* begin *

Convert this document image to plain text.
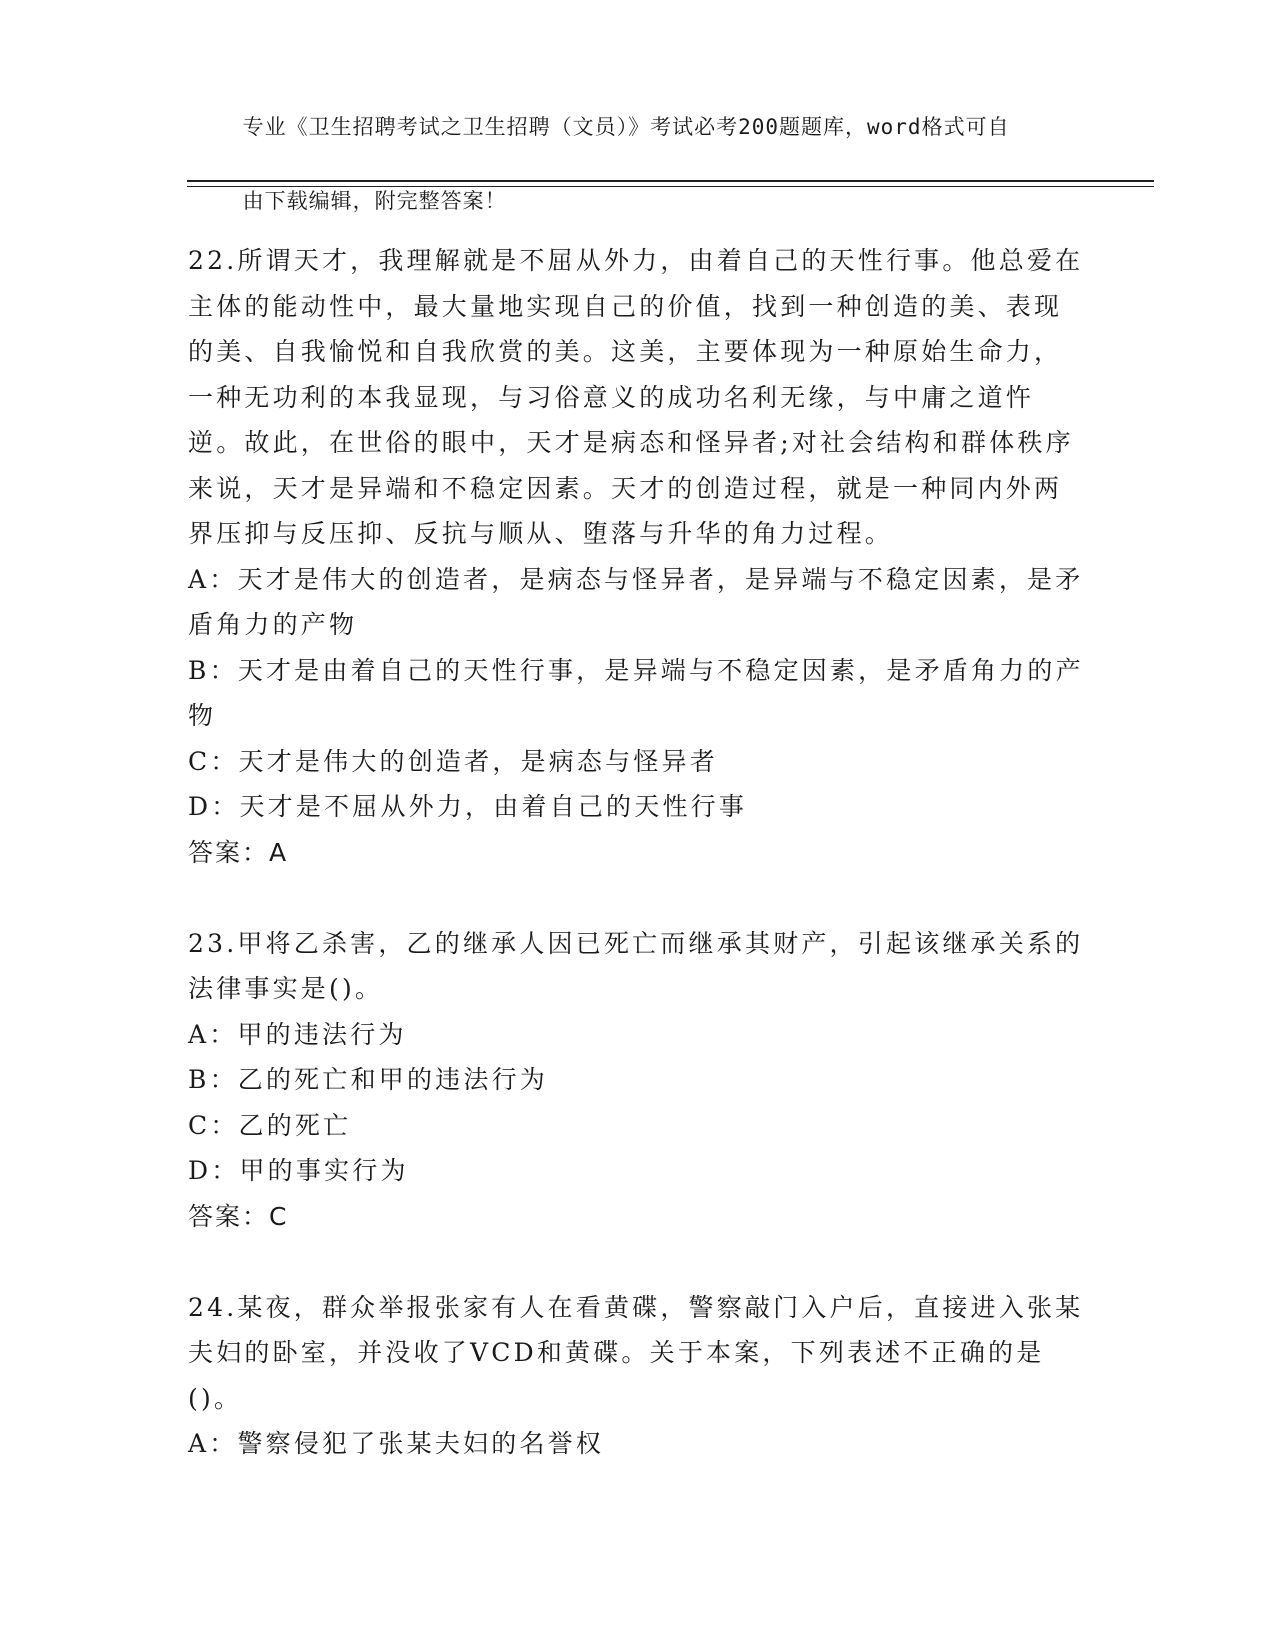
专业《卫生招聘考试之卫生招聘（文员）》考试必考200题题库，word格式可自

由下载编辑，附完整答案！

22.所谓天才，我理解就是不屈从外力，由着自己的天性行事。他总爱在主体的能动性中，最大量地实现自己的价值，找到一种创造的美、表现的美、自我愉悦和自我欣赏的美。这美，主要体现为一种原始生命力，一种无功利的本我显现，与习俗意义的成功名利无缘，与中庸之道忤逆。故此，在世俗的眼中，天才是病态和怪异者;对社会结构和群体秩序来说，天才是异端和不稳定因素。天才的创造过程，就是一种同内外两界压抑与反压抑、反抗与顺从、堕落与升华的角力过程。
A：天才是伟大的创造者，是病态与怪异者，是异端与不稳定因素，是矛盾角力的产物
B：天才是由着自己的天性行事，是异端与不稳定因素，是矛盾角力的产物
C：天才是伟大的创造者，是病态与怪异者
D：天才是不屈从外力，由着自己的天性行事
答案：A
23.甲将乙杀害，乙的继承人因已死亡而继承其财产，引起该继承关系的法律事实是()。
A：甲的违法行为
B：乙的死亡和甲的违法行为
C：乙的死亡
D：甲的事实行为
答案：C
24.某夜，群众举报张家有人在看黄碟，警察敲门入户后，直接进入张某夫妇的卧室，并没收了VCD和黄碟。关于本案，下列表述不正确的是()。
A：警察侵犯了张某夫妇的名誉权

* end *

▸ **Exercise**: From the entries above, copy each line holding "是病态与怪异者".

▸ **Task result**:
A：天才是伟大的创造者，是病态与怪异者，是异端与不稳定因素，是矛盾角力的产物
C：天才是伟大的创造者，是病态与怪异者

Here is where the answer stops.